● Source records
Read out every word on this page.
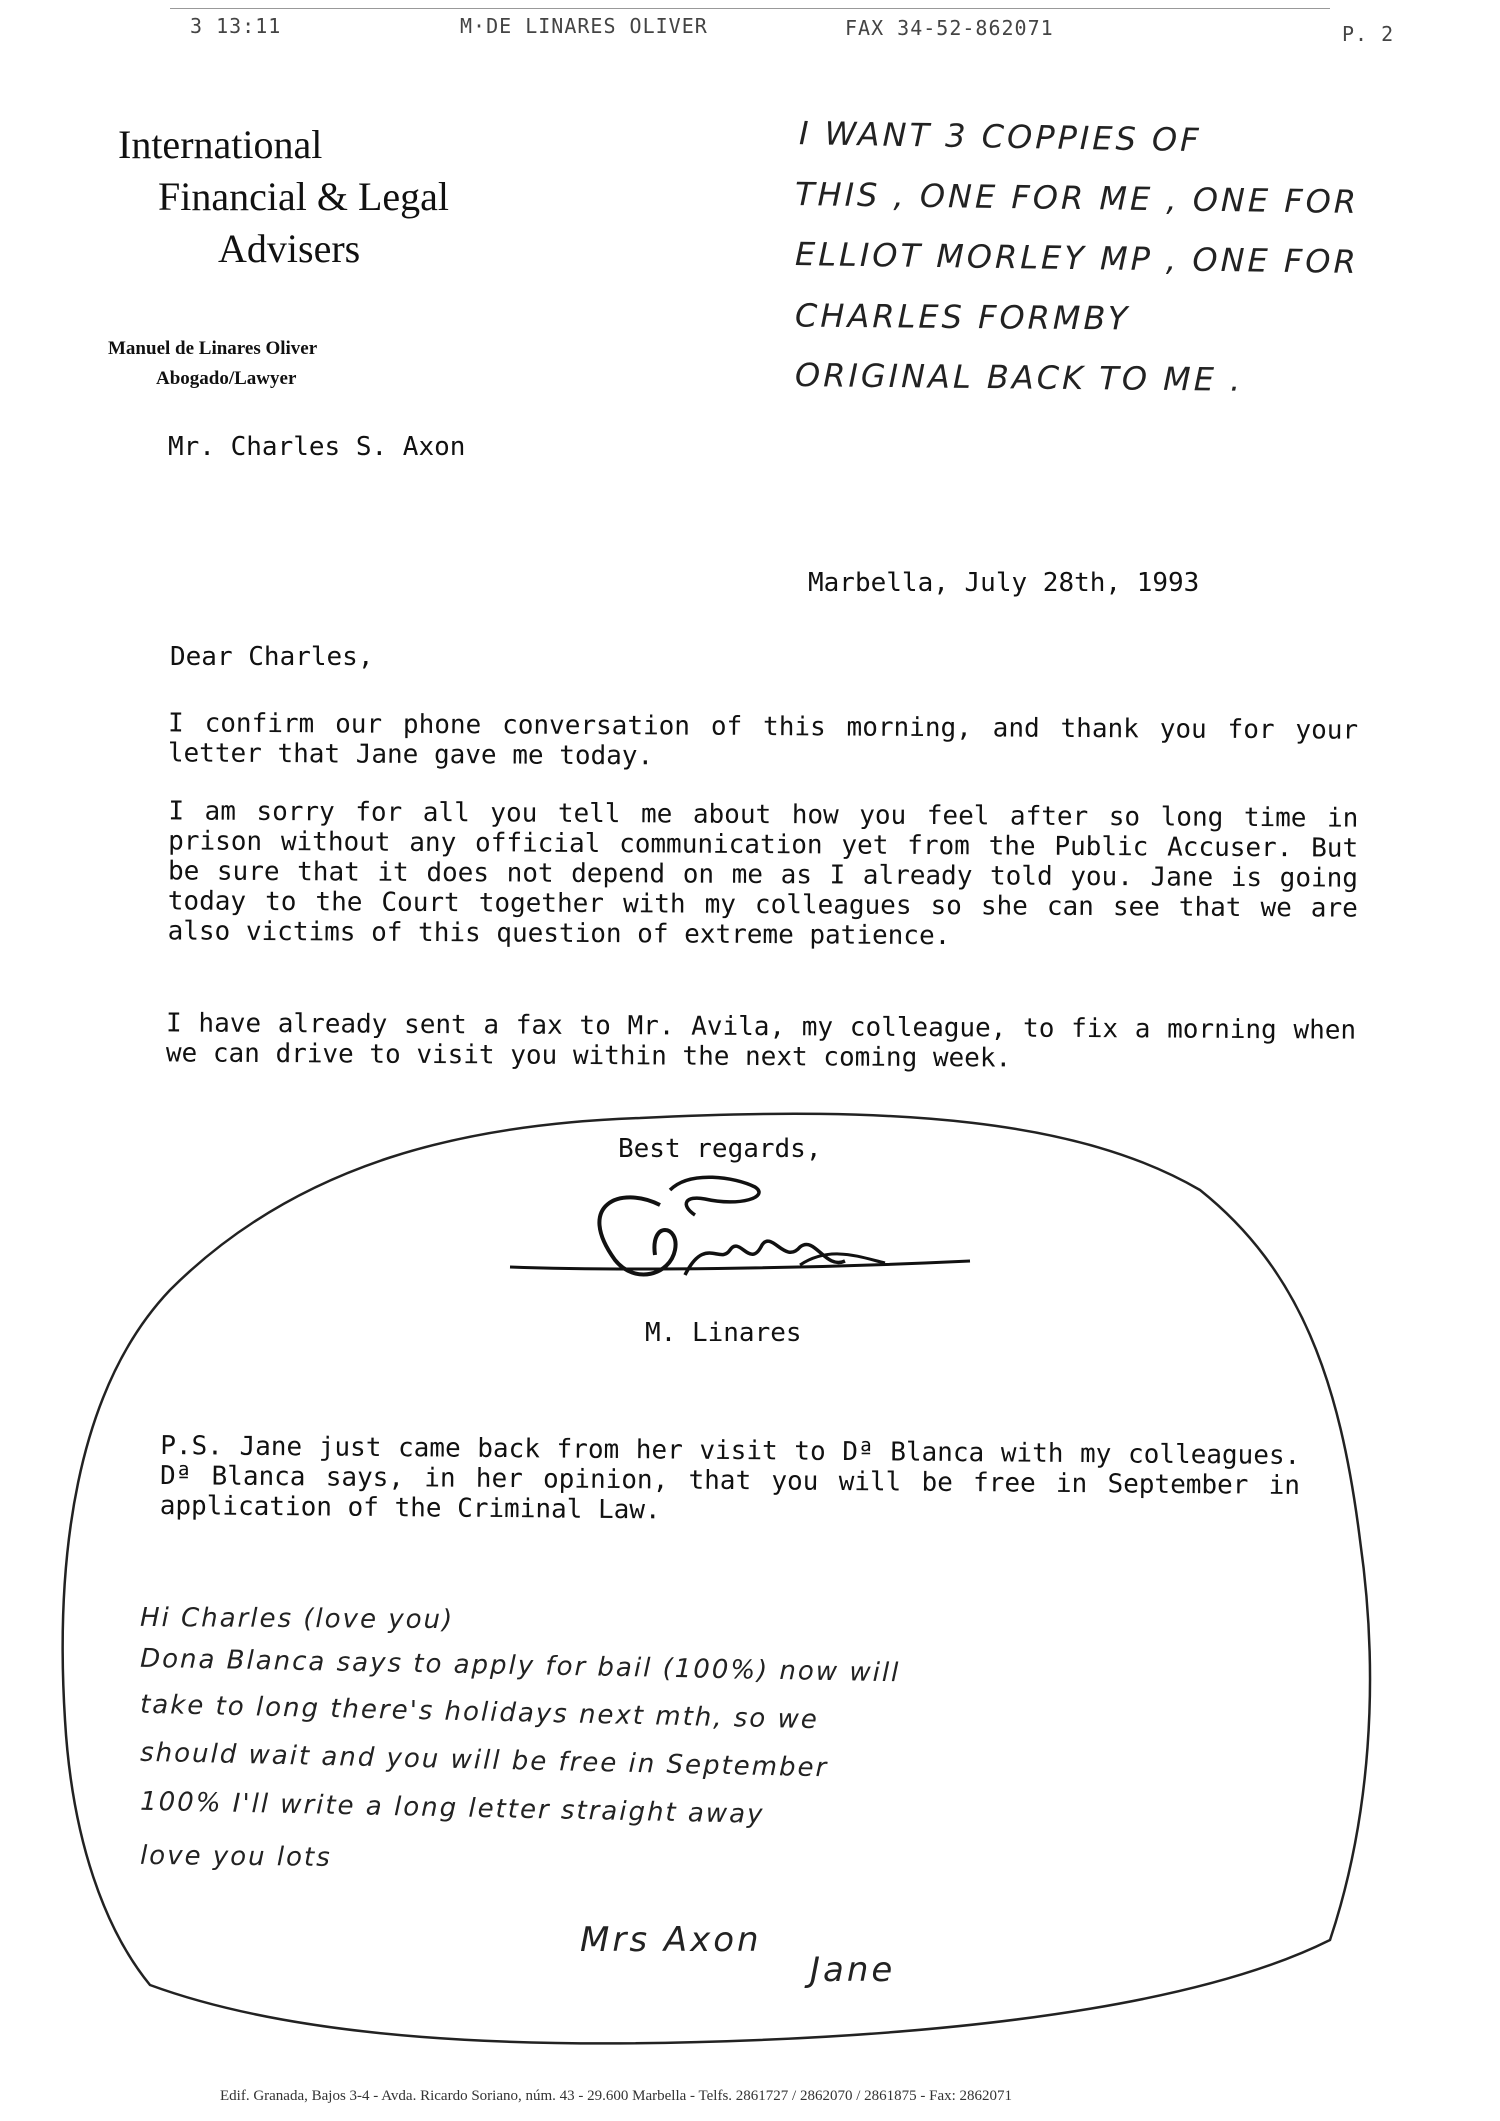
3 13:11	M·DE LINARES OLIVER	FAX 34-52-862071	P. 2
International
Financial & Legal
Advisers
Manuel de Linares Oliver
Abogado/Lawyer
I WANT 3 COPPIES OF
THIS , ONE FOR ME , ONE FOR
ELLIOT MORLEY MP , ONE FOR
CHARLES FORMBY
ORIGINAL BACK TO ME .
Mr. Charles S. Axon
Marbella, July 28th, 1993
Dear Charles,
I confirm our phone conversation of this morning, and thank you for your letter that Jane gave me today.
I am sorry for all you tell me about how you feel after so long time in prison without any official communication yet from the Public Accuser. But be sure that it does not depend on me as I already told you. Jane is going today to the Court together with my colleagues so she can see that we are also victims of this question of extreme patience.
I have already sent a fax to Mr. Avila, my colleague, to fix a morning when we can drive to visit you within the next coming week.
Best regards,
M. Linares
P.S. Jane just came back from her visit to Dª Blanca with my colleagues. Dª Blanca says, in her opinion, that you will be free in September in application of the Criminal Law.
Hi Charles (love you)
Dona Blanca says to apply for bail (100%) now will
take to long there's holidays next mth, so we
should wait and you will be free in September
100% I'll write a long letter straight away
love you lots
Mrs Axon
Jane
Edif. Granada, Bajos 3-4 - Avda. Ricardo Soriano, núm. 43 - 29.600 Marbella - Telfs. 2861727 / 2862070 / 2861875 - Fax: 2862071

● EXERCISE PROMPT
Extract the full listing exactly, with the pictures left out.

● ANSWER TO THE TASK
Read out every word on this page.
3 13:11	M·DE LINARES OLIVER	FAX 34-52-862071	P. 2
International
Financial & Legal
Advisers
Manuel de Linares Oliver
Abogado/Lawyer
I WANT 3 COPPIES OF
THIS , ONE FOR ME , ONE FOR
ELLIOT MORLEY MP , ONE FOR
CHARLES FORMBY
ORIGINAL BACK TO ME .
Mr. Charles S. Axon
Marbella, July 28th, 1993
Dear Charles,
I confirm our phone conversation of this morning, and thank you for your letter that Jane gave me today.
I am sorry for all you tell me about how you feel after so long time in prison without any official communication yet from the Public Accuser. But be sure that it does not depend on me as I already told you. Jane is going today to the Court together with my colleagues so she can see that we are also victims of this question of extreme patience.
I have already sent a fax to Mr. Avila, my colleague, to fix a morning when we can drive to visit you within the next coming week.
Best regards,
M. Linares
P.S. Jane just came back from her visit to Dª Blanca with my colleagues. Dª Blanca says, in her opinion, that you will be free in September in application of the Criminal Law.
Hi Charles (love you)
Dona Blanca says to apply for bail (100%) now will
take to long there's holidays next mth, so we
should wait and you will be free in September
100% I'll write a long letter straight away
love you lots
Mrs Axon
Jane
Edif. Granada, Bajos 3-4 - Avda. Ricardo Soriano, núm. 43 - 29.600 Marbella - Telfs. 2861727 / 2862070 / 2861875 - Fax: 2862071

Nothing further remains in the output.